# Aim of the task
Your task is to give the data again, exactly, with every line intact.

-- Begin Listed records --

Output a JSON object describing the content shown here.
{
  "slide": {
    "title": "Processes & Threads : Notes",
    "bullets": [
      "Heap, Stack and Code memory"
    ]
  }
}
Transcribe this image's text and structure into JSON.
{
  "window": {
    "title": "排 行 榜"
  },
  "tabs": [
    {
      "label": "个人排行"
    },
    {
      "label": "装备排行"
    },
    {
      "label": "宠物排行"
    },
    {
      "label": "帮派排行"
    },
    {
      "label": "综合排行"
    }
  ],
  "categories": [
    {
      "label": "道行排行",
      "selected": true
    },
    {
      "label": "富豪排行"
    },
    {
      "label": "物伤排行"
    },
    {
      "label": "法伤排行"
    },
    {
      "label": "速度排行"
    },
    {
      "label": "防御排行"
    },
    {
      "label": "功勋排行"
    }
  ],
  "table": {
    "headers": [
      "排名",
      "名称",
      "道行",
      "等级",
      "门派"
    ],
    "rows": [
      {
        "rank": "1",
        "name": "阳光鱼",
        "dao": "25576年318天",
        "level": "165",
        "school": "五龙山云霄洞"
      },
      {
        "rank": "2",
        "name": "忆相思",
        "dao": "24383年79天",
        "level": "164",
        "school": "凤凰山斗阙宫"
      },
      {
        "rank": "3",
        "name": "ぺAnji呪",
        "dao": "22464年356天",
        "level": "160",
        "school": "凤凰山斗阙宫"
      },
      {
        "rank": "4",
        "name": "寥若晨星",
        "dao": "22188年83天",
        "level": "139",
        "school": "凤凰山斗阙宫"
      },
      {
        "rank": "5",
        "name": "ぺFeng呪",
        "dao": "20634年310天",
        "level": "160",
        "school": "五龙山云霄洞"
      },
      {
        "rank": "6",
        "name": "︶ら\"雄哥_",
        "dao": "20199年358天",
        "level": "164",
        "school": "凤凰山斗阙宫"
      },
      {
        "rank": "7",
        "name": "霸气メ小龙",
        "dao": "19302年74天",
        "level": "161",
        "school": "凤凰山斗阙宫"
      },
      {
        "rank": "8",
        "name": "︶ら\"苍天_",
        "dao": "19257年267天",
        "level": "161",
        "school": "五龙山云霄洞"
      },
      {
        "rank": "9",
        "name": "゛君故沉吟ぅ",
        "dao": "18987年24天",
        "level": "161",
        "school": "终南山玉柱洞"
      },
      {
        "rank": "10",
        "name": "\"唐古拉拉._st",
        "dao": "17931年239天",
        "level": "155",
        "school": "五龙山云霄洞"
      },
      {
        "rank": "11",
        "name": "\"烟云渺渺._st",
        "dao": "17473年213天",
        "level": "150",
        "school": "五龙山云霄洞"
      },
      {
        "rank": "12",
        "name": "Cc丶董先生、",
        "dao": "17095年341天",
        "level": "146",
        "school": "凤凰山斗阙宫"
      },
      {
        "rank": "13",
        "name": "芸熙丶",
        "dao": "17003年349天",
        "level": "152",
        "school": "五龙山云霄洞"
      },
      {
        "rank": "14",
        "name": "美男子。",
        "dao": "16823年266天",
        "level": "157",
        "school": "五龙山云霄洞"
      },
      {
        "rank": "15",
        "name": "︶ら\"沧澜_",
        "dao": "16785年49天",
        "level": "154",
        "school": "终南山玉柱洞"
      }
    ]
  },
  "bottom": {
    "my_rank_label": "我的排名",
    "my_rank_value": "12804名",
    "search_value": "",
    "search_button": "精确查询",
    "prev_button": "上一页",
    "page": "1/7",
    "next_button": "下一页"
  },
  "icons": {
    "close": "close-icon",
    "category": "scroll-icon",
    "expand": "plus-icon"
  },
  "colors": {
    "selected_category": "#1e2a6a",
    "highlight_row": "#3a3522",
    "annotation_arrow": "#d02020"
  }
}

-- End Listed records --

# Complete answer
Output a JSON object describing the content shown here.
{
  "slide": {
    "title": "Processes & Threads : Notes",
    "bullets": [
      "Heap, Stack and Code memory"
    ]
  }
}
Transcribe this image's text and structure into JSON.
{
  "window": {
    "title": "排 行 榜"
  },
  "tabs": [
    {
      "label": "个人排行"
    },
    {
      "label": "装备排行"
    },
    {
      "label": "宠物排行"
    },
    {
      "label": "帮派排行"
    },
    {
      "label": "综合排行"
    }
  ],
  "categories": [
    {
      "label": "道行排行",
      "selected": true
    },
    {
      "label": "富豪排行"
    },
    {
      "label": "物伤排行"
    },
    {
      "label": "法伤排行"
    },
    {
      "label": "速度排行"
    },
    {
      "label": "防御排行"
    },
    {
      "label": "功勋排行"
    }
  ],
  "table": {
    "headers": [
      "排名",
      "名称",
      "道行",
      "等级",
      "门派"
    ],
    "rows": [
      {
        "rank": "1",
        "name": "阳光鱼",
        "dao": "25576年318天",
        "level": "165",
        "school": "五龙山云霄洞"
      },
      {
        "rank": "2",
        "name": "忆相思",
        "dao": "24383年79天",
        "level": "164",
        "school": "凤凰山斗阙宫"
      },
      {
        "rank": "3",
        "name": "ぺAnji呪",
        "dao": "22464年356天",
        "level": "160",
        "school": "凤凰山斗阙宫"
      },
      {
        "rank": "4",
        "name": "寥若晨星",
        "dao": "22188年83天",
        "level": "139",
        "school": "凤凰山斗阙宫"
      },
      {
        "rank": "5",
        "name": "ぺFeng呪",
        "dao": "20634年310天",
        "level": "160",
        "school": "五龙山云霄洞"
      },
      {
        "rank": "6",
        "name": "︶ら\"雄哥_",
        "dao": "20199年358天",
        "level": "164",
        "school": "凤凰山斗阙宫"
      },
      {
        "rank": "7",
        "name": "霸气メ小龙",
        "dao": "19302年74天",
        "level": "161",
        "school": "凤凰山斗阙宫"
      },
      {
        "rank": "8",
        "name": "︶ら\"苍天_",
        "dao": "19257年267天",
        "level": "161",
        "school": "五龙山云霄洞"
      },
      {
        "rank": "9",
        "name": "゛君故沉吟ぅ",
        "dao": "18987年24天",
        "level": "161",
        "school": "终南山玉柱洞"
      },
      {
        "rank": "10",
        "name": "\"唐古拉拉._st",
        "dao": "17931年239天",
        "level": "155",
        "school": "五龙山云霄洞"
      },
      {
        "rank": "11",
        "name": "\"烟云渺渺._st",
        "dao": "17473年213天",
        "level": "150",
        "school": "五龙山云霄洞"
      },
      {
        "rank": "12",
        "name": "Cc丶董先生、",
        "dao": "17095年341天",
        "level": "146",
        "school": "凤凰山斗阙宫"
      },
      {
        "rank": "13",
        "name": "芸熙丶",
        "dao": "17003年349天",
        "level": "152",
        "school": "五龙山云霄洞"
      },
      {
        "rank": "14",
        "name": "美男子。",
        "dao": "16823年266天",
        "level": "157",
        "school": "五龙山云霄洞"
      },
      {
        "rank": "15",
        "name": "︶ら\"沧澜_",
        "dao": "16785年49天",
        "level": "154",
        "school": "终南山玉柱洞"
      }
    ]
  },
  "bottom": {
    "my_rank_label": "我的排名",
    "my_rank_value": "12804名",
    "search_value": "",
    "search_button": "精确查询",
    "prev_button": "上一页",
    "page": "1/7",
    "next_button": "下一页"
  },
  "icons": {
    "close": "close-icon",
    "category": "scroll-icon",
    "expand": "plus-icon"
  },
  "colors": {
    "selected_category": "#1e2a6a",
    "highlight_row": "#3a3522",
    "annotation_arrow": "#d02020"
  }
}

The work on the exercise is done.